Figure collection entries:

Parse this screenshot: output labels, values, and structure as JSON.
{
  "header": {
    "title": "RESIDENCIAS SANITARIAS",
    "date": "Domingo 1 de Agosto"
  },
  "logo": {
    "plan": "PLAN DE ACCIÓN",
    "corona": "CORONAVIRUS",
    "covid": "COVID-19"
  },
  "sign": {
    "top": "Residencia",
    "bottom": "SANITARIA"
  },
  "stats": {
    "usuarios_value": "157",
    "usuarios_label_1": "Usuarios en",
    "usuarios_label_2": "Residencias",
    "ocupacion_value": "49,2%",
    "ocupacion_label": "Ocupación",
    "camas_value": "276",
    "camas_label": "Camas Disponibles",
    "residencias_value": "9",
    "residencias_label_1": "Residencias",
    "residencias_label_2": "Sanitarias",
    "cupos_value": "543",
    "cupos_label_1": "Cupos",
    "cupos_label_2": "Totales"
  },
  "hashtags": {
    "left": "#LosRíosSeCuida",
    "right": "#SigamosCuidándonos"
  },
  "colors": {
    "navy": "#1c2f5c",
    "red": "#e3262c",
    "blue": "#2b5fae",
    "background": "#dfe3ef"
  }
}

[Directions for this task]
Write out each entry again, word for word.

[Finished exercise]
Parse this screenshot: output labels, values, and structure as JSON.
{
  "header": {
    "title": "RESIDENCIAS SANITARIAS",
    "date": "Domingo 1 de Agosto"
  },
  "logo": {
    "plan": "PLAN DE ACCIÓN",
    "corona": "CORONAVIRUS",
    "covid": "COVID-19"
  },
  "sign": {
    "top": "Residencia",
    "bottom": "SANITARIA"
  },
  "stats": {
    "usuarios_value": "157",
    "usuarios_label_1": "Usuarios en",
    "usuarios_label_2": "Residencias",
    "ocupacion_value": "49,2%",
    "ocupacion_label": "Ocupación",
    "camas_value": "276",
    "camas_label": "Camas Disponibles",
    "residencias_value": "9",
    "residencias_label_1": "Residencias",
    "residencias_label_2": "Sanitarias",
    "cupos_value": "543",
    "cupos_label_1": "Cupos",
    "cupos_label_2": "Totales"
  },
  "hashtags": {
    "left": "#LosRíosSeCuida",
    "right": "#SigamosCuidándonos"
  },
  "colors": {
    "navy": "#1c2f5c",
    "red": "#e3262c",
    "blue": "#2b5fae",
    "background": "#dfe3ef"
  }
}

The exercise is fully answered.